SUPPLIED RECORDS

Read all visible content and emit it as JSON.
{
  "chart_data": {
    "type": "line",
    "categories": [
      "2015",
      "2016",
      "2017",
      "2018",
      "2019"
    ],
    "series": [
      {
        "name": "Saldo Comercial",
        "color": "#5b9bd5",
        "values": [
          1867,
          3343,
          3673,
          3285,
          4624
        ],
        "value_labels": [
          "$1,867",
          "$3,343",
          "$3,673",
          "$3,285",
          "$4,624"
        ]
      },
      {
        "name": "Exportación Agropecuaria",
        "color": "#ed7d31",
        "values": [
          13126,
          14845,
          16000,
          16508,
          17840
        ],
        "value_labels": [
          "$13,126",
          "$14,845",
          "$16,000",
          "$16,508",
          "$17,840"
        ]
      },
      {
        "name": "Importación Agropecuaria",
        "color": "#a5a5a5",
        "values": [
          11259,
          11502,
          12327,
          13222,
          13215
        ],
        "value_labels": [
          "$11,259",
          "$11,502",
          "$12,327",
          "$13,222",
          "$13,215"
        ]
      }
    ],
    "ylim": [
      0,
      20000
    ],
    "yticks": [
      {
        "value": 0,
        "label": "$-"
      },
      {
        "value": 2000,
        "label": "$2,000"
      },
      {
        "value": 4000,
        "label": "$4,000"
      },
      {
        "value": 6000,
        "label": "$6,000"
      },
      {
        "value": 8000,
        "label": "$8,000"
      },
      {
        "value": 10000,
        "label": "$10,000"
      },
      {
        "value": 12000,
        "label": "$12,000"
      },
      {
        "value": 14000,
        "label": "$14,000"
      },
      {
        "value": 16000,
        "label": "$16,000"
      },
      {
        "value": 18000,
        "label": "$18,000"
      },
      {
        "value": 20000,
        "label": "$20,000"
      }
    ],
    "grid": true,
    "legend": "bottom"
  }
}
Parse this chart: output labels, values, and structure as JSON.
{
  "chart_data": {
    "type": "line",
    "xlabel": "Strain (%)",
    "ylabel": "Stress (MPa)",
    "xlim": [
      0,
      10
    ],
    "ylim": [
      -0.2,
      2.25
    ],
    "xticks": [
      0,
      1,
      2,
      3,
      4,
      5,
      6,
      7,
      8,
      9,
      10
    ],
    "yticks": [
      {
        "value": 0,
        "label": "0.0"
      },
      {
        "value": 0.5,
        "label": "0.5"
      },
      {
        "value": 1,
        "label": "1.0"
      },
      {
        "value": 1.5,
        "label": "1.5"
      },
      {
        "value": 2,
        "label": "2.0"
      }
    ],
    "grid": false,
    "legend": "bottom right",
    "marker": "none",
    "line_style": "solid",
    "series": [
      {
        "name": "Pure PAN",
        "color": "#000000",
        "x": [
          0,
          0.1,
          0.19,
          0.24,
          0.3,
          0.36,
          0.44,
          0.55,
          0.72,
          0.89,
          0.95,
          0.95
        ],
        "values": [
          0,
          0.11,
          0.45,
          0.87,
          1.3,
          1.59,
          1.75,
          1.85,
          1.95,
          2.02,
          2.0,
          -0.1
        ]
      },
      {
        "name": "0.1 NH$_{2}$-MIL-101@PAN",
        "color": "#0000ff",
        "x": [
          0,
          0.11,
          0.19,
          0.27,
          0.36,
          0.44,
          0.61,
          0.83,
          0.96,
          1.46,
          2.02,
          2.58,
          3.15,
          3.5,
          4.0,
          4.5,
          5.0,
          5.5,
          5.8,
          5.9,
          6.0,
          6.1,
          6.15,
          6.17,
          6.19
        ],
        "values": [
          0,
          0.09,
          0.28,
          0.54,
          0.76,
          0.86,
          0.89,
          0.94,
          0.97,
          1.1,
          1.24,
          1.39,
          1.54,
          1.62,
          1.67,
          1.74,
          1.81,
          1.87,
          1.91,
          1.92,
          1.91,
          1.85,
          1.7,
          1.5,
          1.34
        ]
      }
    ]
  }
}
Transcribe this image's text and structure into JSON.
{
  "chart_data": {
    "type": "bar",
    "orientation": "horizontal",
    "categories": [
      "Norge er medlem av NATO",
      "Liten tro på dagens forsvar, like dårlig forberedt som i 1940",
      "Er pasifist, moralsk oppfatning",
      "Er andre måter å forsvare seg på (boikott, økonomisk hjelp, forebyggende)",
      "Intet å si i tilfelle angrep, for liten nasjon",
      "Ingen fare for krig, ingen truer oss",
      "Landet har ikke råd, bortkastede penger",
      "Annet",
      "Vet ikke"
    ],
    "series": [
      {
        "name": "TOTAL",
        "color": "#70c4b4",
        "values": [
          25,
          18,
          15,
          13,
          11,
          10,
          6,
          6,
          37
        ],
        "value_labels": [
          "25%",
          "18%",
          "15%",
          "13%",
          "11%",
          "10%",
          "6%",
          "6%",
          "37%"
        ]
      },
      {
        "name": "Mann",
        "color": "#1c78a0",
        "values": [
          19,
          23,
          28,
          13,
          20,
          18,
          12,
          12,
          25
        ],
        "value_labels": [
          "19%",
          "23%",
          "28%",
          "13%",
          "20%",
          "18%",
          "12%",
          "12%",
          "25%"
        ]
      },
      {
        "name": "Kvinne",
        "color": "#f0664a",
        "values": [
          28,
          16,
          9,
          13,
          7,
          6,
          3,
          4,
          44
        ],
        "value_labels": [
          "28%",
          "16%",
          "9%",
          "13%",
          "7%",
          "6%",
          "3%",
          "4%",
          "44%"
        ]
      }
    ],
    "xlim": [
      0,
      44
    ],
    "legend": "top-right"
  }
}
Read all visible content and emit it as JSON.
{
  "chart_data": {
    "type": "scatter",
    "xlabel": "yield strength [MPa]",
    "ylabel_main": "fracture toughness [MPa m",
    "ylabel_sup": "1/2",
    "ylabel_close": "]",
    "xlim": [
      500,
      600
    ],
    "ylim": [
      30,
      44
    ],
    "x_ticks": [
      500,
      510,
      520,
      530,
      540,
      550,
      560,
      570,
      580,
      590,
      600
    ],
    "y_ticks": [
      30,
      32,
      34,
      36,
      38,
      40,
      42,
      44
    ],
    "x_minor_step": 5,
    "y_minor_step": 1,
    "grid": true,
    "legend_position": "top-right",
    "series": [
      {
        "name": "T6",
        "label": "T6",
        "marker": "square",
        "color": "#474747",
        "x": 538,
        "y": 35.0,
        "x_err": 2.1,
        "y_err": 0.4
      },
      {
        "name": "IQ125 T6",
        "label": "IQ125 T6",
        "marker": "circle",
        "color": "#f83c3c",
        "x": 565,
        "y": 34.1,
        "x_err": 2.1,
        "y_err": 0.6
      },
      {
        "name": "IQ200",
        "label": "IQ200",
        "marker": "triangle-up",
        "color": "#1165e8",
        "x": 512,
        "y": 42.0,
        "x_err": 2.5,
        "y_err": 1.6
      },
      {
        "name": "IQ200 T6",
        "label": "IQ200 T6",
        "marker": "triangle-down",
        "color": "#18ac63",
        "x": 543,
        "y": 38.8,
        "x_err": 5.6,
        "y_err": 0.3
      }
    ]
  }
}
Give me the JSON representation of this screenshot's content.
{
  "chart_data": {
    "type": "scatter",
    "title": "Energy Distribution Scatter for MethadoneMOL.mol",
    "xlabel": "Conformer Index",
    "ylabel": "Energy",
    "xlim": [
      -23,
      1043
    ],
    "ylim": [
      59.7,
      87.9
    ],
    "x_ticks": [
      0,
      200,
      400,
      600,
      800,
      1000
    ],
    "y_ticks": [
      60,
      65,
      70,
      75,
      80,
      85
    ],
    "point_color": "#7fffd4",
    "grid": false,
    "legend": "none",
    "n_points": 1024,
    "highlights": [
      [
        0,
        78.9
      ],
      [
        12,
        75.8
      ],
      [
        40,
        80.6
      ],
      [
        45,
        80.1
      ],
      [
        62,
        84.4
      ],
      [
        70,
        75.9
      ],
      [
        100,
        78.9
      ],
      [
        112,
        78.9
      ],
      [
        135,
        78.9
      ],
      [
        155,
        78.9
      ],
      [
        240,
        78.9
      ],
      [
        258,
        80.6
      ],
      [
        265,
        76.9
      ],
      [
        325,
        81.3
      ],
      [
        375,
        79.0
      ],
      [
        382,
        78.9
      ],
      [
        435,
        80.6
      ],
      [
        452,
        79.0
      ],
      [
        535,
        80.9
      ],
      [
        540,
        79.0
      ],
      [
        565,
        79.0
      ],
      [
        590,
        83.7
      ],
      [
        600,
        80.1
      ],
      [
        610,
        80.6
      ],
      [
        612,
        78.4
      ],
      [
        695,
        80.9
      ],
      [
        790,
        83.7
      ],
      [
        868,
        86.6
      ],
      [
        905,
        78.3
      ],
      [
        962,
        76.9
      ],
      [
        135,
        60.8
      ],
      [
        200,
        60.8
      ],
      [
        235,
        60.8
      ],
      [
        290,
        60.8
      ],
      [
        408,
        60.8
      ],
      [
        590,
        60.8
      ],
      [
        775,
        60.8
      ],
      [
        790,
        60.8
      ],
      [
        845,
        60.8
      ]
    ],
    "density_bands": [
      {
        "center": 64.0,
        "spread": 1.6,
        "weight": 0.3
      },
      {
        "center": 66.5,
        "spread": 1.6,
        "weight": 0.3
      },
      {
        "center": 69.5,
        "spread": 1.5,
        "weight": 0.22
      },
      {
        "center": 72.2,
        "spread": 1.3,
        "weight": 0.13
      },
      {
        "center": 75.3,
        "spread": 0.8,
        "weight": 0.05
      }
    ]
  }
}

YOUR OBJECTIVE
Search the data for "marker". Copy every matching line.

THE REPLY
    "marker": "none",
        "marker": "square",
        "marker": "circle",
        "marker": "triangle-up",
        "marker": "triangle-down",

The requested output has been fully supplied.